Requirements => Where a line in the listing contains the string "公益社団法人", copy that line out.

Provided data =>

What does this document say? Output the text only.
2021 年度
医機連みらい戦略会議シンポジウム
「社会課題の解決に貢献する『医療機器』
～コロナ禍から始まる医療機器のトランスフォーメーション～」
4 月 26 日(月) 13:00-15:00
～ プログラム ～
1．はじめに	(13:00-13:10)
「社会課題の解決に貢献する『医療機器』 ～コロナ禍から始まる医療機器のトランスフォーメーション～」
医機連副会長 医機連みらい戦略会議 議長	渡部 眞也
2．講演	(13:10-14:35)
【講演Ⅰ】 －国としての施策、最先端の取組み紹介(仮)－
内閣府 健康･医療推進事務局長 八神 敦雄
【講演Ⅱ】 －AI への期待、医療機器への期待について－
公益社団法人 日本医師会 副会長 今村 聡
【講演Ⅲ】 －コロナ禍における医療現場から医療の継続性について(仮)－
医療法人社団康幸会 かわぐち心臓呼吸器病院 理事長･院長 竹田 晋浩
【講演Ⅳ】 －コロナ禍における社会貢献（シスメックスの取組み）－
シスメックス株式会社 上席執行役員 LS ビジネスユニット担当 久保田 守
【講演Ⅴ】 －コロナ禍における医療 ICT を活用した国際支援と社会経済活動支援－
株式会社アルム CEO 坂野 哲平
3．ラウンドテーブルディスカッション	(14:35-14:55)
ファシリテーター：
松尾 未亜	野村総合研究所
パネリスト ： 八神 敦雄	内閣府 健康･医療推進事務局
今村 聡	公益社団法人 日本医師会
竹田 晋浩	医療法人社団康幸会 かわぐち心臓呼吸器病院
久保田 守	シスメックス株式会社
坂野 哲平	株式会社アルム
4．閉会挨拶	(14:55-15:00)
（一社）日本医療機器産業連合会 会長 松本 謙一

Output =>
公益社団法人 日本医師会 副会長 今村 聡
今村 聡	公益社団法人 日本医師会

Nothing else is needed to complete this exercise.